[Text passage]
===============

The result is remarkable: Spambayes very quickly identifies ham/spam pretty much 100% correctly; I haven’t had any database corruptions so far (about a week now); and I’ll pretty soon ignore the Spam folder and drop anything spambayes calls spam into /dev/null. It’s a little risky, but life is short and my experience is that Spambayes very rarely gets it wrong.

The use of the imapclient libs was new this time round (the rest of the process was only very slightly tweaked from its previous incarnation). And this means less for me to check. Just copy/move the email to to-ham/to-spam and forget about it.

One small thing which came out of this was that I discovered I could have folders on IMAP. I was sure I’d tried it previously and failed with some obscure error. This time, though, Thunderbird just told me: you can either have a folder-only folder or a mail-only folder and created it quite happily. I rely heavily on the Nostalgy add-in to Thunderbird. It means I can have a full-width two-pane display without the folder tree and still move things easily from folder to folder.

In short, a couple of Python libs: Spambayes & imapclient coupled with the ubiquitous procmail and I’ve got a very functional spam filter in place.

Notes:

  • I did look at SPF, but somehow wasn’t sure if the DNS incantation I was using was correct and never took it further.
  • Not sure if greylisting is an option with this hosting service, although people report good results from it in general

2nd London Python Dojo & TDD

The 2nd London Python Dojo took place last night, space & food again courtesy of Fry-IT. The format was pretty much the same with the difference that the task was more of a program-y one and less of an API-y one. Which had the result that the audience was far more engaged (read: lots of opinionated backseat drivers) than on the previous week. It was still fun and the proposal that we essentially carry on with the same problem domain (a noughts & crosses game) next time was fairly well received.

What interested me a little more was the differences of approach among the developers present, both those up-front and those in the cheap seats. As I touched on last week, a Test-Driven Development technique was assumed (at least by the organisers). Now, as far as I can tell, while this is a perfectly valid approach to development, it isn’t of the essence of Dojo — ie you don’t need to do TDD for a Dojo to work. The point of a Dojo is rather to code and learn in front of others. Neither does it need to involve pair programming per se.

===============

(Rows from a dataset)
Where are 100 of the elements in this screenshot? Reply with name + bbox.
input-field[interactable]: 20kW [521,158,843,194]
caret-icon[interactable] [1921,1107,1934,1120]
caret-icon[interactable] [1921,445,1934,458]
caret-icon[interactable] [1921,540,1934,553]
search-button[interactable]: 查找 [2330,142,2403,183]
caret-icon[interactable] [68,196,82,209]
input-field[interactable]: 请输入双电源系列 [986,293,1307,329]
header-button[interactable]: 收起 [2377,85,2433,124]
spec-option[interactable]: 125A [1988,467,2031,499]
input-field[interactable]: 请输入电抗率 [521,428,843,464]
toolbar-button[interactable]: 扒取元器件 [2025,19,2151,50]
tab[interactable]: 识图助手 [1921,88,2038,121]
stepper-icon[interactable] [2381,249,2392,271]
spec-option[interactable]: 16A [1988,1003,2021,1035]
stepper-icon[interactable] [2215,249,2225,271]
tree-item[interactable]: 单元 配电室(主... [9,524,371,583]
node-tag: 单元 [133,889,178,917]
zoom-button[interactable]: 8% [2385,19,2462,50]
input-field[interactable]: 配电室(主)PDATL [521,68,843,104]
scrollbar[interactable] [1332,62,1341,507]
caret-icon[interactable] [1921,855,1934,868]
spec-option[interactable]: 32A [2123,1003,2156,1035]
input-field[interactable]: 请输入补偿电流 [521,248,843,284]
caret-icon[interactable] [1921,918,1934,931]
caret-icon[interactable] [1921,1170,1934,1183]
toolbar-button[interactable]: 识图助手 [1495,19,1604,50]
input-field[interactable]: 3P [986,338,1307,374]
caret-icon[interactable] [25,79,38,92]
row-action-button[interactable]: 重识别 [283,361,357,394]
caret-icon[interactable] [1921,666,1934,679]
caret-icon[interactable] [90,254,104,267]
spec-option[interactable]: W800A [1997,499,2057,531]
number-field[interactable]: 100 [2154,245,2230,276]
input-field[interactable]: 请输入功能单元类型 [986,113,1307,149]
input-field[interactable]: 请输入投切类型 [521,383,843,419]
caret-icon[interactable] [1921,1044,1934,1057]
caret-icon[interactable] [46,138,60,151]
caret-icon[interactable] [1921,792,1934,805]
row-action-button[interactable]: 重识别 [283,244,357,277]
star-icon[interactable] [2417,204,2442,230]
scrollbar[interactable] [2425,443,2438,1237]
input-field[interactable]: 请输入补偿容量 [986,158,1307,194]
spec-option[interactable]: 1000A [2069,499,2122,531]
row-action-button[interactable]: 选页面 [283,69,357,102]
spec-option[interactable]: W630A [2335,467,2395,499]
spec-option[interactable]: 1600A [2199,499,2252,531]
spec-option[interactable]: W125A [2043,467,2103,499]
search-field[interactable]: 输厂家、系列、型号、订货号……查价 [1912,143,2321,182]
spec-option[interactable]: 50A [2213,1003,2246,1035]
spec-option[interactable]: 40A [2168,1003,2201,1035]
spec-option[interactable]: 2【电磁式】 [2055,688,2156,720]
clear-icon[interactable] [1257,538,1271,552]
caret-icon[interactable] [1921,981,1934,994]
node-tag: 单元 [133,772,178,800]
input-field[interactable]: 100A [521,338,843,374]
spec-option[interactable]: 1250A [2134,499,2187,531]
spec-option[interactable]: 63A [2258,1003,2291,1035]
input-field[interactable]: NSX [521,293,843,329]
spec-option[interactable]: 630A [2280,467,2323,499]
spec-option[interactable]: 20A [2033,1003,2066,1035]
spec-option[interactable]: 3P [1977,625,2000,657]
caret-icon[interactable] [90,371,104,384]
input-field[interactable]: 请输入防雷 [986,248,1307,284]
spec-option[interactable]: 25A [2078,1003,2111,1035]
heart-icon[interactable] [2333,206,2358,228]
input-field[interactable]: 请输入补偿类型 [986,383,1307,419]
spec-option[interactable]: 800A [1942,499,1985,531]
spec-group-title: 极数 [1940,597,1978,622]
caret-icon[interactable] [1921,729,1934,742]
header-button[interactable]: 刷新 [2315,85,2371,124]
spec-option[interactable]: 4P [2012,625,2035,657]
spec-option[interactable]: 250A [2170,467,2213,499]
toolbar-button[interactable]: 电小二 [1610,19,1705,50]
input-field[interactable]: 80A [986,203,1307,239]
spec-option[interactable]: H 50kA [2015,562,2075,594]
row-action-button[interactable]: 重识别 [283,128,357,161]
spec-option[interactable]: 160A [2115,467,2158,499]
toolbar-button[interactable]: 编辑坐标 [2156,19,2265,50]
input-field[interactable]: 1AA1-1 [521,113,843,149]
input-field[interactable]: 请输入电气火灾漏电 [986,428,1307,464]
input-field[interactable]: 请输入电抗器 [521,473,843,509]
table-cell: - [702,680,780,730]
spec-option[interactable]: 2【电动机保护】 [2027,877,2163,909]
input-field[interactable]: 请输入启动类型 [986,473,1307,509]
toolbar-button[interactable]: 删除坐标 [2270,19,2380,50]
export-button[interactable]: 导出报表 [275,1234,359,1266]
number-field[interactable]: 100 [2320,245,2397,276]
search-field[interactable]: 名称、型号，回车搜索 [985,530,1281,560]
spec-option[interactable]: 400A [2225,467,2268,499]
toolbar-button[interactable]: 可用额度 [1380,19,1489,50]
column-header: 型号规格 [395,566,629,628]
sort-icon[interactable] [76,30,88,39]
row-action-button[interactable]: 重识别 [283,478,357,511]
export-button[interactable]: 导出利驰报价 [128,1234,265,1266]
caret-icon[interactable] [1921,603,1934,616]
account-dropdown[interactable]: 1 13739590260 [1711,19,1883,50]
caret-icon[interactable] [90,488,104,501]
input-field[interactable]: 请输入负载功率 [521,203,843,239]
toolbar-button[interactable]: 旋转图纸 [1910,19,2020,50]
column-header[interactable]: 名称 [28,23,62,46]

===============

[Written instruction 1]
Answer these questions using the text passage above the items:
(a) For about how long had Spambayes run without a database corruption?
(b) Which Thunderbird add-in does the writer rely on heavily?
(c) Who provided the space and food for the 2nd London Python Dojo?
[Written instruction 2] In one to three sentences, explain why the text passage says the audience at the 2nd London Python Dojo was more engaged than at the previous one.
[Written instruction 3] Reproduce the stretch of the text passage from "What interested me" through "programming per se.".

[Right answer 1]
(a) About a week.
(b) Nostalgy.
(c) Fry-IT.

[Right answer 2] The task was more of a program-y one and less of an API-y one. As a result, the audience was far more engaged than the week before, with lots of opinionated backseat drivers.

[Right answer 3]
What interested me a little more was the differences of approach among the developers present, both those up-front and those in the cheap seats. As I touched on last week, a Test-Driven Development technique was assumed (at least by the organisers). Now, as far as I can tell, while this is a perfectly valid approach to development, it isn’t of the essence of Dojo — ie you don’t need to do TDD for a Dojo to work. The point of a Dojo is rather to code and learn in front of others. Neither does it need to involve pair programming per se.